Dataset excerpts
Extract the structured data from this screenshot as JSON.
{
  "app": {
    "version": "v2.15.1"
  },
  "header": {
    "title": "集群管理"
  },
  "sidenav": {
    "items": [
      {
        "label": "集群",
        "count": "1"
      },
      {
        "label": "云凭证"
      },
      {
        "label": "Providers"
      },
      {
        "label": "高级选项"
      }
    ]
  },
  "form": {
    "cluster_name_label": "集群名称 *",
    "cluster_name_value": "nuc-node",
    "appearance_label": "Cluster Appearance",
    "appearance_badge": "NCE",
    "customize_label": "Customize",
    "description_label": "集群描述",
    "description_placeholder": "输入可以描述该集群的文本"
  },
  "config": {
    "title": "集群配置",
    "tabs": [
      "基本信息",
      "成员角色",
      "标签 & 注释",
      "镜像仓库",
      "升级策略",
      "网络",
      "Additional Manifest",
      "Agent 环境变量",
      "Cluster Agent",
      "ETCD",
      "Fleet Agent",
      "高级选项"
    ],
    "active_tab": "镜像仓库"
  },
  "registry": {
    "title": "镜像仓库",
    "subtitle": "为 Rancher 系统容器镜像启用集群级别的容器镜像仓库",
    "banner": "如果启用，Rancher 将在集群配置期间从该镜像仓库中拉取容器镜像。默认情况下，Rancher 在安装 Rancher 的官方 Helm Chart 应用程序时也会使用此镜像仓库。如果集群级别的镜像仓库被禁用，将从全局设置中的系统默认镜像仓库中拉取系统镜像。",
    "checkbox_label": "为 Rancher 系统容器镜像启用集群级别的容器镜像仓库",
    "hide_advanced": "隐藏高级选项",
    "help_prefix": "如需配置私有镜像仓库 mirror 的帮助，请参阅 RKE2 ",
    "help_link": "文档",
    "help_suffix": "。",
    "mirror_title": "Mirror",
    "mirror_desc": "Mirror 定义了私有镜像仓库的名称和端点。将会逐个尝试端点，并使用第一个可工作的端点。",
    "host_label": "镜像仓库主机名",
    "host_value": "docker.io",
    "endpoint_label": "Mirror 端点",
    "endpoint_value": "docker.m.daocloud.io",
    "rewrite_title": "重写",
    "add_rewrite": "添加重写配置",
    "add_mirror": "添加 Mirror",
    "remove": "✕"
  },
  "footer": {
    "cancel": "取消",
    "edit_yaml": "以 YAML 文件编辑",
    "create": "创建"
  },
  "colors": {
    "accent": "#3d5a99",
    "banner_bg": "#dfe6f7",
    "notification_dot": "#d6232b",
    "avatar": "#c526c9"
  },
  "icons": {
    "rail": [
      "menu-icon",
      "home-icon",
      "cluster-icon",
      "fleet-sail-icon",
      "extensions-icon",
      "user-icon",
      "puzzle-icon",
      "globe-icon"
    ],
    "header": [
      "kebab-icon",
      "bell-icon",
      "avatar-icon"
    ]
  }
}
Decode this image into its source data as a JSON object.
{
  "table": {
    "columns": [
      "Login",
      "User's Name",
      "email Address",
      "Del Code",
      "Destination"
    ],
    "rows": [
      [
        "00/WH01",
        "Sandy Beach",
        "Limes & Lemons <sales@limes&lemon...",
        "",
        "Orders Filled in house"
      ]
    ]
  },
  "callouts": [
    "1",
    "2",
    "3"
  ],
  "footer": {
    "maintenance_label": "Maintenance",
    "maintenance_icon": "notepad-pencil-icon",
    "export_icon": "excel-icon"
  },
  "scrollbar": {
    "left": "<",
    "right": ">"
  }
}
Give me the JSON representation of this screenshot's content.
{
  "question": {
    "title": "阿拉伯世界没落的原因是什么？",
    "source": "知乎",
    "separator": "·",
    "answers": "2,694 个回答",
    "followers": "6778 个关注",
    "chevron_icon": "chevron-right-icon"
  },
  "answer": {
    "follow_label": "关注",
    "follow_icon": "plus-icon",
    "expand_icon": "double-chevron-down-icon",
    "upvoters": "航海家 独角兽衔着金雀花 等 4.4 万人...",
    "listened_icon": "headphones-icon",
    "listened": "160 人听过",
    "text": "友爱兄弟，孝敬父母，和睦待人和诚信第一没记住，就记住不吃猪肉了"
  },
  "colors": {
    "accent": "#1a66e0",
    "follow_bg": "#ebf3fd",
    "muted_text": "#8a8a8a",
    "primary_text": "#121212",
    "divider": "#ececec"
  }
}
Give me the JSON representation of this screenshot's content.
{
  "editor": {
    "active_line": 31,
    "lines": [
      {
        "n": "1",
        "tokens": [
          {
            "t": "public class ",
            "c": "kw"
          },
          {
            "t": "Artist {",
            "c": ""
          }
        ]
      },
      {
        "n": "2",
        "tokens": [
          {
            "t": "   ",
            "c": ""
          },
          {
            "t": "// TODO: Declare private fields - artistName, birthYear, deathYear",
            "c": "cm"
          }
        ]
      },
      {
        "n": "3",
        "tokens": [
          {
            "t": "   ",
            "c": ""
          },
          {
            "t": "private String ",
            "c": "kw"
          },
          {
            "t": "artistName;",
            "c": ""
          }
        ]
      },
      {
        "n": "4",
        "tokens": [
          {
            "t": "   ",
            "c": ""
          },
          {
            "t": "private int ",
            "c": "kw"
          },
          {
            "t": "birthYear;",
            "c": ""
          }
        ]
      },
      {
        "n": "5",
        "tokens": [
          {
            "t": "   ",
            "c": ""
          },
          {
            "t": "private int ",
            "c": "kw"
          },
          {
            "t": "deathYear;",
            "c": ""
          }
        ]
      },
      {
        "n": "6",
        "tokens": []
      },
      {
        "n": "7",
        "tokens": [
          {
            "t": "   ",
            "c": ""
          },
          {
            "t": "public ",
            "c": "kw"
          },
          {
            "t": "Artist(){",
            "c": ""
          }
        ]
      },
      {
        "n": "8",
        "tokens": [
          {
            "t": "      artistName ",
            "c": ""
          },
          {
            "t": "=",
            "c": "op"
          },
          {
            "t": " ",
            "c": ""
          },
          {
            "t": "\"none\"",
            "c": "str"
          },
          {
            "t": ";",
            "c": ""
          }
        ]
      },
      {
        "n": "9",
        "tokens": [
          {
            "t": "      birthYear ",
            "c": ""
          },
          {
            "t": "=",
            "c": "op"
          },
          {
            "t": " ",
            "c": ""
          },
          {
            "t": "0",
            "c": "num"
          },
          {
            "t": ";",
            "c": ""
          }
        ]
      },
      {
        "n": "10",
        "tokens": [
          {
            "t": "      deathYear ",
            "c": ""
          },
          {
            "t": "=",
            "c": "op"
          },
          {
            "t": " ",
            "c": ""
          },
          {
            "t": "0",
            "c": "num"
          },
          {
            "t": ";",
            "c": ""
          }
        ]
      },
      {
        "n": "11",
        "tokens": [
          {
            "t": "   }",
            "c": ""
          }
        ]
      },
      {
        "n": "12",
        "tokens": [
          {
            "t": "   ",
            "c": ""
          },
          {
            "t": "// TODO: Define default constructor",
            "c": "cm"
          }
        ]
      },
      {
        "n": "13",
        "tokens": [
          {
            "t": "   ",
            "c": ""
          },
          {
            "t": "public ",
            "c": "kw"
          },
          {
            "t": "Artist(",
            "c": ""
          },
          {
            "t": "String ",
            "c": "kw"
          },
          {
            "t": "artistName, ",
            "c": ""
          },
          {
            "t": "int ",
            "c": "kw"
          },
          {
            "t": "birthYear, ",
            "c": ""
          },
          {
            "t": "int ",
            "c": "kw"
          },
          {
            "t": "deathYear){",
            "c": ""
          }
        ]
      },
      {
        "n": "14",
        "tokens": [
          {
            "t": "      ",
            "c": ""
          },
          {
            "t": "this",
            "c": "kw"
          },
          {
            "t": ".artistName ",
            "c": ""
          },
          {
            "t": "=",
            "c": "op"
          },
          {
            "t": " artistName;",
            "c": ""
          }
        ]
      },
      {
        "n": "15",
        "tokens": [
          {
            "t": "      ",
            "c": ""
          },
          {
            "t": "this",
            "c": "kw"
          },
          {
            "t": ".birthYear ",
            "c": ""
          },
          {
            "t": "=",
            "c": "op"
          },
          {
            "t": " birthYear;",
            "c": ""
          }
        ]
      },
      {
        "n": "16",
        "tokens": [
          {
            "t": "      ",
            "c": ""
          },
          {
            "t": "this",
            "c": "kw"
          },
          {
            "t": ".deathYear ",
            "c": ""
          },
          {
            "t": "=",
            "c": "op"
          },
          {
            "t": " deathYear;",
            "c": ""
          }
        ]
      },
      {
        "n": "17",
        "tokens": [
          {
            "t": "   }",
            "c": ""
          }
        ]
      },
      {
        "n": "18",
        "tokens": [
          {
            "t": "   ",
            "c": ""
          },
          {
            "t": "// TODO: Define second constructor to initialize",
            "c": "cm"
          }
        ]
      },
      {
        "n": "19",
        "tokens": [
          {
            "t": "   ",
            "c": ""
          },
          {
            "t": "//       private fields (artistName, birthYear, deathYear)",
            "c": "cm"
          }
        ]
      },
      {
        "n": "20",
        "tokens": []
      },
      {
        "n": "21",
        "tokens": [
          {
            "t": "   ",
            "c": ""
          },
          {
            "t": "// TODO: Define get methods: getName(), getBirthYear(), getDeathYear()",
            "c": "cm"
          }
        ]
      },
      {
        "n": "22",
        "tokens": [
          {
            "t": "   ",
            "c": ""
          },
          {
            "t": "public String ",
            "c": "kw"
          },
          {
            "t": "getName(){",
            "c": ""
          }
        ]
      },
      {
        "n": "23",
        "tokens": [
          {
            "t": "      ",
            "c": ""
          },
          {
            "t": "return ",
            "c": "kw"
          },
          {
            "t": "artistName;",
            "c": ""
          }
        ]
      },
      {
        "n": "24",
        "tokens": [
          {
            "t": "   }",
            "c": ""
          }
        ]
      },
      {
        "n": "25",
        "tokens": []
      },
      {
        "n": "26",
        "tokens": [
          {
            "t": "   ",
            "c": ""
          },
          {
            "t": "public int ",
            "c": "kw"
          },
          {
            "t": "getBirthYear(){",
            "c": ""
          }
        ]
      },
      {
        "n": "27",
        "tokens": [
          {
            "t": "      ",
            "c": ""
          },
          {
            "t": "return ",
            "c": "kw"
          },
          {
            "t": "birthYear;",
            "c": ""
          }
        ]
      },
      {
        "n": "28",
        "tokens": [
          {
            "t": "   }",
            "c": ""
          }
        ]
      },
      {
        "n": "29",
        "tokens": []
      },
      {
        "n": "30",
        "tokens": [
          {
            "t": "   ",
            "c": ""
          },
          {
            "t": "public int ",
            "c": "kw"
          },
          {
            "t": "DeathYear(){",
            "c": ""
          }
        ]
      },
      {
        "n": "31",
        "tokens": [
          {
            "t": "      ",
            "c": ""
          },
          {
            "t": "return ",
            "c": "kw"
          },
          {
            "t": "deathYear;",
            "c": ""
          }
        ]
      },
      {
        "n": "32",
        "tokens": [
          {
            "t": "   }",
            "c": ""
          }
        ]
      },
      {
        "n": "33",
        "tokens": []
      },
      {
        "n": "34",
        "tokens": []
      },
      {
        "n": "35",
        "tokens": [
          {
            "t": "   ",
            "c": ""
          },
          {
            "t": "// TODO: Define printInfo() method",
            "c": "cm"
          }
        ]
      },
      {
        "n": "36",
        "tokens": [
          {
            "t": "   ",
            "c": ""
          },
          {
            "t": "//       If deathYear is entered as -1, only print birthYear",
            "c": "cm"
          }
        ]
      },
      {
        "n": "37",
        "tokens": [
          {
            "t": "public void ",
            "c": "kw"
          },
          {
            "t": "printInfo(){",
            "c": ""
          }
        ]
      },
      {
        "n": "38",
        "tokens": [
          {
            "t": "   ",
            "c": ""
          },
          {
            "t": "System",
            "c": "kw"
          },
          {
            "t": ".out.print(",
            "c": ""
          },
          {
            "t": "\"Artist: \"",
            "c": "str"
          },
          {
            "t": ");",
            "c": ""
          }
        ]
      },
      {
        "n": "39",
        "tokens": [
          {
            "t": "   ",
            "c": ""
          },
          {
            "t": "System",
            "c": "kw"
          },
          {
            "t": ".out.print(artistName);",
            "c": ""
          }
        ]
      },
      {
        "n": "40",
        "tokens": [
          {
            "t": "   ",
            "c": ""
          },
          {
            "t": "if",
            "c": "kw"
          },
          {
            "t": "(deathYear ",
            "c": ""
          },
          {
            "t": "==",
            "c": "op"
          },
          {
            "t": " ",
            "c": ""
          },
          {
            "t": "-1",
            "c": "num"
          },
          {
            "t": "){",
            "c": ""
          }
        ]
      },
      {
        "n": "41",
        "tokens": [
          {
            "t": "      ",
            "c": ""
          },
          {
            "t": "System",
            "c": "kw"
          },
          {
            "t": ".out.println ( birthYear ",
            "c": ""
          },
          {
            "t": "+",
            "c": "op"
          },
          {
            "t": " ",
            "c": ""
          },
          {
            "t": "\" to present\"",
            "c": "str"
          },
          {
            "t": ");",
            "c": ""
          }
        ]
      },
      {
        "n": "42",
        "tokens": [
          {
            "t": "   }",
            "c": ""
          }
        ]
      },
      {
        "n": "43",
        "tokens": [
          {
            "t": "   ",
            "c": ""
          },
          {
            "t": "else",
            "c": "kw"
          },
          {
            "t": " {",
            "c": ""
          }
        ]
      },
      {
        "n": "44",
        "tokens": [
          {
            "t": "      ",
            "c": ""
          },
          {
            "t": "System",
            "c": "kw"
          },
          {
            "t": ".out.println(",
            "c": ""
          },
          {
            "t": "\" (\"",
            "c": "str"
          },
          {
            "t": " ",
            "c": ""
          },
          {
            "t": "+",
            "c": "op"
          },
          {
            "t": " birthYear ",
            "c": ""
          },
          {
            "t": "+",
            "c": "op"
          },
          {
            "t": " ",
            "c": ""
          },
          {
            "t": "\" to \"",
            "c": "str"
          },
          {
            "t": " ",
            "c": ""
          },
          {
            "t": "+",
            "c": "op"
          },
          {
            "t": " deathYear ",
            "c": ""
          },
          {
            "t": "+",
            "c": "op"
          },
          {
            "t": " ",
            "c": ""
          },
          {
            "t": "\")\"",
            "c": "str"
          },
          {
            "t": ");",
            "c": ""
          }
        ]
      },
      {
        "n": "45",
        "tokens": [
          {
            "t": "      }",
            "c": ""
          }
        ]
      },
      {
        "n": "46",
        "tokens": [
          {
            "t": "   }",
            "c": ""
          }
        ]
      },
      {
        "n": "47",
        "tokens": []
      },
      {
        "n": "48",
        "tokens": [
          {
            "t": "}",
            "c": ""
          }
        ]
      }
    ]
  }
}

• _Stated exercise_
Each line above that holds the string "printInfo" should be copied and shown.

• _Solution for this task_
            "t": "// TODO: Define printInfo() method",
            "t": "printInfo(){",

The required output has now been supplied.